— BEGIN DATA PROVIDED —

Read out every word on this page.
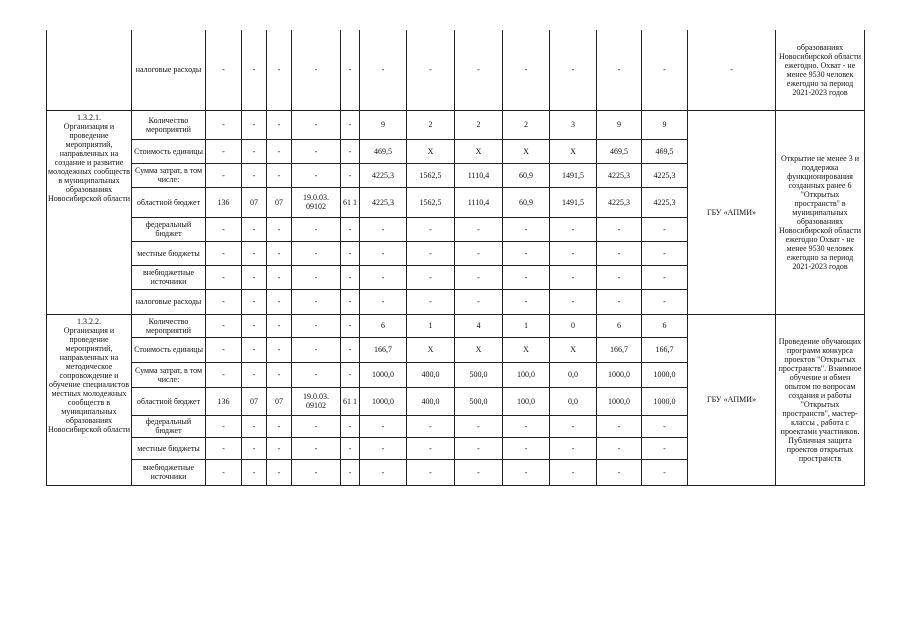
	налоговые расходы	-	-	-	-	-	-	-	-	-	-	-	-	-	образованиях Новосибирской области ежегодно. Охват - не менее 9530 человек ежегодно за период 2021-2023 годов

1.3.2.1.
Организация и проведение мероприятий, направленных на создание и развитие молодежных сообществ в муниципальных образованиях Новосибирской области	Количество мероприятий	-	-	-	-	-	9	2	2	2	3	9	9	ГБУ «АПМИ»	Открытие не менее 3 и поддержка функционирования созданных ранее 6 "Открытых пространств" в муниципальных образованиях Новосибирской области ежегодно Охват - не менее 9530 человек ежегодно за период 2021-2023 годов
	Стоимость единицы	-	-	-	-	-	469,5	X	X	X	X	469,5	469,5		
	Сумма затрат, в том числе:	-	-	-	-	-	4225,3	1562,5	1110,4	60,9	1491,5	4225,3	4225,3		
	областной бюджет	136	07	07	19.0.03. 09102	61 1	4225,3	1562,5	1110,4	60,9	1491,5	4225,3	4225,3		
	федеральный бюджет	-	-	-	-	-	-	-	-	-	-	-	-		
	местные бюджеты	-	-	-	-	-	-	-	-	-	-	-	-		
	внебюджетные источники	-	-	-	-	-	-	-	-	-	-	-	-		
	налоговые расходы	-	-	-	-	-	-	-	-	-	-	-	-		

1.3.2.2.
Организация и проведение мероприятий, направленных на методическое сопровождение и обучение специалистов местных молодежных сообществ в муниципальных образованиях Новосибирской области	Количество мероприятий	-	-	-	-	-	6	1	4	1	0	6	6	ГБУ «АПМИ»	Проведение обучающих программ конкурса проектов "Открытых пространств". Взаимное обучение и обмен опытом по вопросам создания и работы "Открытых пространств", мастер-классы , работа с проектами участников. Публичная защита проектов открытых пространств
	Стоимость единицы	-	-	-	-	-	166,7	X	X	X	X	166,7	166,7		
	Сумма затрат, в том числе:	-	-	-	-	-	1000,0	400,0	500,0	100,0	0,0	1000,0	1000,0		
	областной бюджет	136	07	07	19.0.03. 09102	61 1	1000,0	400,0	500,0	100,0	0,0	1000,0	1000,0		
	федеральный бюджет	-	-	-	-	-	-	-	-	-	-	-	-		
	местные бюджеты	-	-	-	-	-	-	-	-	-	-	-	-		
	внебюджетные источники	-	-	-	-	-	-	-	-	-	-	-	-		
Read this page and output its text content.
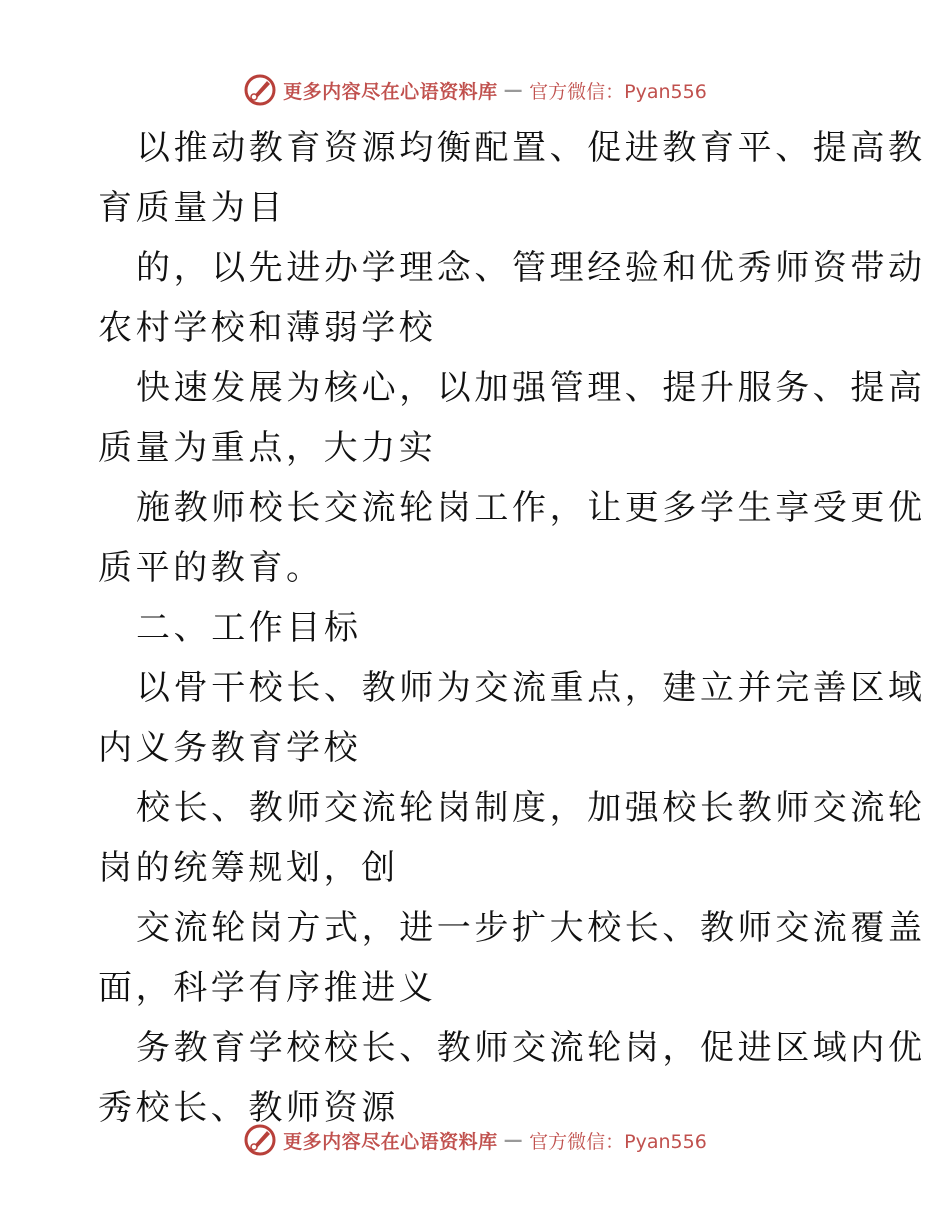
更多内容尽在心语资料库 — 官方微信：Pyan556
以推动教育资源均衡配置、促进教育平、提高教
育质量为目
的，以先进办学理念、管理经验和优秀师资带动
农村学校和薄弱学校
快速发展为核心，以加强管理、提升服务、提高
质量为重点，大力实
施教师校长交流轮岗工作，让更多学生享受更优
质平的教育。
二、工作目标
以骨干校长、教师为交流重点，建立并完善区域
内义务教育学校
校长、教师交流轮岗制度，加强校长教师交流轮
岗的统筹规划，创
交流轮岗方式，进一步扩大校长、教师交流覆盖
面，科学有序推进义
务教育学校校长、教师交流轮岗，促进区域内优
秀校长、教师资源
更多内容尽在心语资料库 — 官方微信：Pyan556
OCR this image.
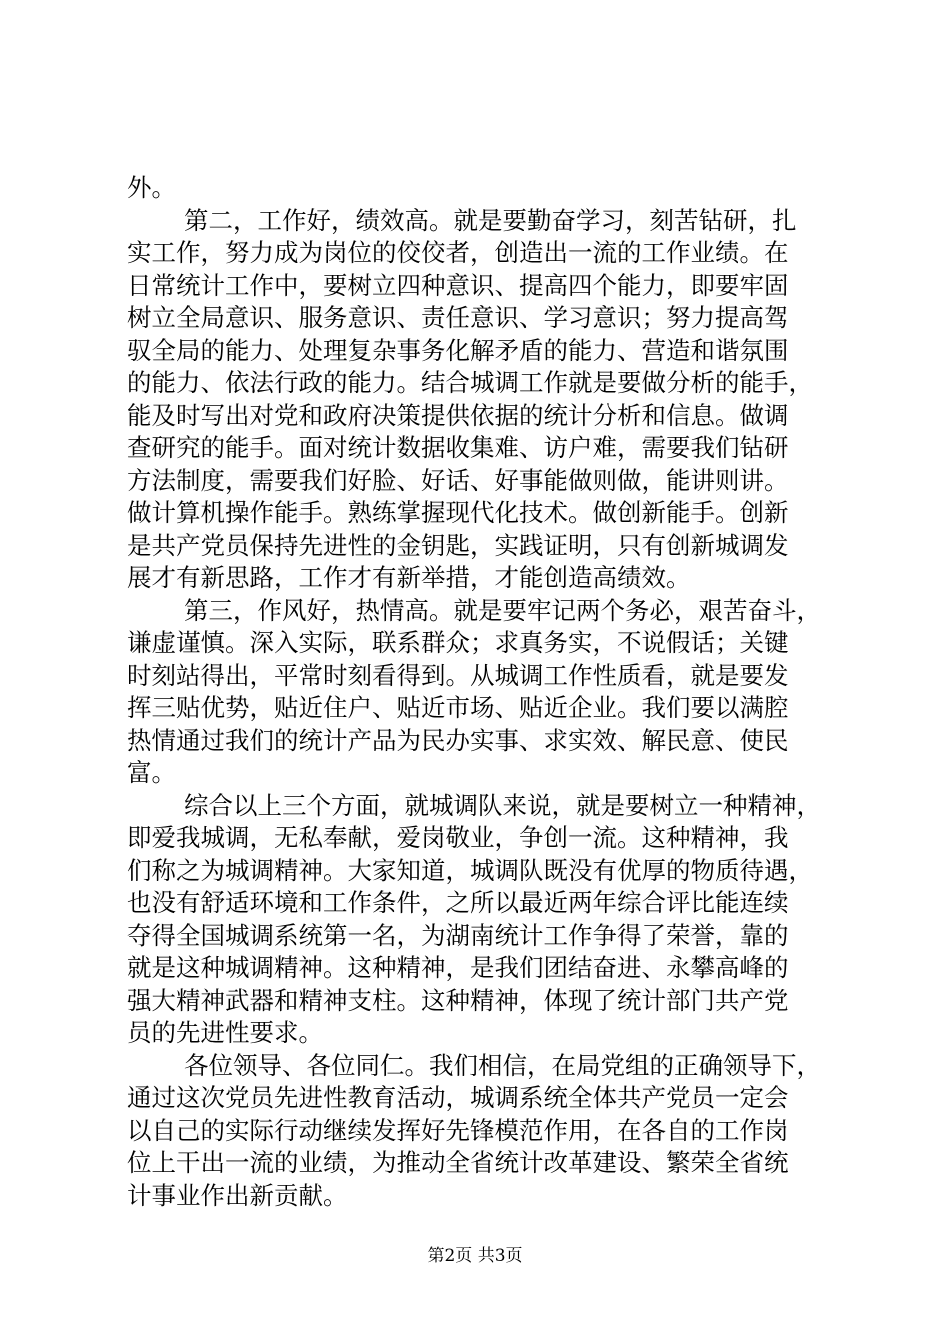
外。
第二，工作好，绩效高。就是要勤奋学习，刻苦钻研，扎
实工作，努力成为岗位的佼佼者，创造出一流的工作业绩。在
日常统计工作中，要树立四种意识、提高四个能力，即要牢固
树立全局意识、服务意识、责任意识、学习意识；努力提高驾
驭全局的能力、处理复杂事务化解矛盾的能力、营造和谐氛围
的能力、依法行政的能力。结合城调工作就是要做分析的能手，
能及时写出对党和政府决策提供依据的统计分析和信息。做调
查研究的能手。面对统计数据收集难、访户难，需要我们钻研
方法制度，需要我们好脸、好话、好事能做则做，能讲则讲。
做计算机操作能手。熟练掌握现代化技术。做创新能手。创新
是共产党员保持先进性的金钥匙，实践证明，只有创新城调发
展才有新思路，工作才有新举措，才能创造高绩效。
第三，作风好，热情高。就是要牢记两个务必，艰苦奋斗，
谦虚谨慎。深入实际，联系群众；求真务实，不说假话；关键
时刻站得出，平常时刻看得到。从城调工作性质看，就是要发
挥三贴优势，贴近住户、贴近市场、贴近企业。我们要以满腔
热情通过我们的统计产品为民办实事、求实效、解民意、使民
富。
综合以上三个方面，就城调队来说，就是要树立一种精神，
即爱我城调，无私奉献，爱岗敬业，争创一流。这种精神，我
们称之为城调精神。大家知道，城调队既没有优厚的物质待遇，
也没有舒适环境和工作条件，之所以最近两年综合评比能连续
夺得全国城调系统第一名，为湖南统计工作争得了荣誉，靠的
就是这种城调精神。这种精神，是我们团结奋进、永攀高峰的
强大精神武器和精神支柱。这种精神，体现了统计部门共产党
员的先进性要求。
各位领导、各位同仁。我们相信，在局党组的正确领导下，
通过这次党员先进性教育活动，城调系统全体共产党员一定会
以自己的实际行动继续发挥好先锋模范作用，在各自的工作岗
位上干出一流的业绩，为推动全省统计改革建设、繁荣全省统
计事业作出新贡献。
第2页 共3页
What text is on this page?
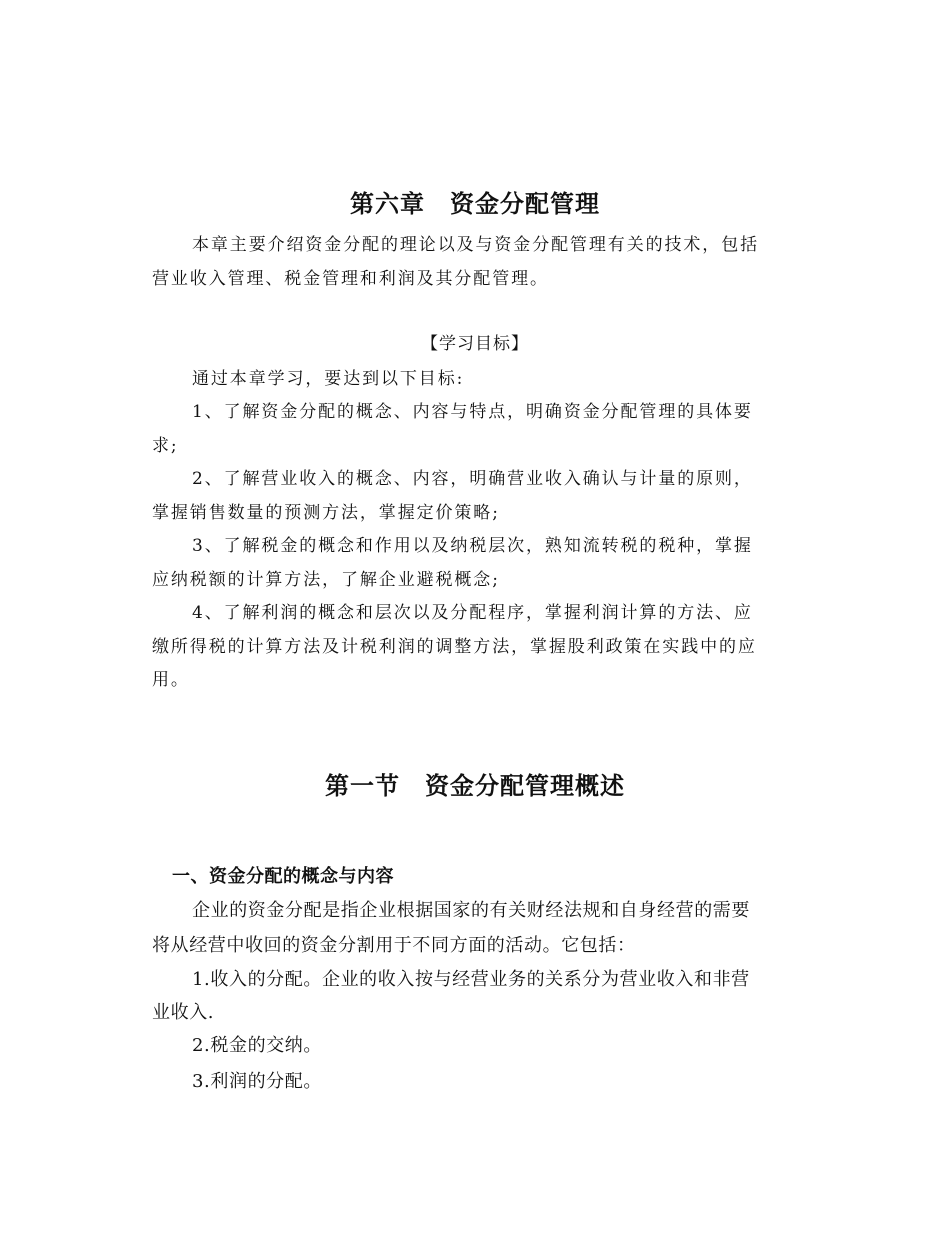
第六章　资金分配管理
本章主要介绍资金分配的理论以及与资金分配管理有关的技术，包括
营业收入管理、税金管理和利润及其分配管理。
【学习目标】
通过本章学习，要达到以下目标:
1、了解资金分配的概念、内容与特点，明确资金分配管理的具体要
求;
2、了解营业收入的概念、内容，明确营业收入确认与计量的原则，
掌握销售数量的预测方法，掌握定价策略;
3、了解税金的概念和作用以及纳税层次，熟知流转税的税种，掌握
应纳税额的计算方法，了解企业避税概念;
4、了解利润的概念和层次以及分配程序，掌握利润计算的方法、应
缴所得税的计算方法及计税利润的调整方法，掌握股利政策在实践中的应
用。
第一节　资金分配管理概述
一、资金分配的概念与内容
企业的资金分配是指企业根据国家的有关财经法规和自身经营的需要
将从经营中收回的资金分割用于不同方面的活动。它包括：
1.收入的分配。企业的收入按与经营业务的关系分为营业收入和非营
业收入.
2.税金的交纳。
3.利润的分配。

— END DATA PROVIDED —

TASK REQUIREMENTS => Copy every line of the listing that contains the word "Стоимость".

FULL SOLUTION =>
	Стоимость единицы	-	-	-	-	-	469,5	X	X	X	X	469,5	469,5		
	Стоимость единицы	-	-	-	-	-	166,7	X	X	X	X	166,7	166,7		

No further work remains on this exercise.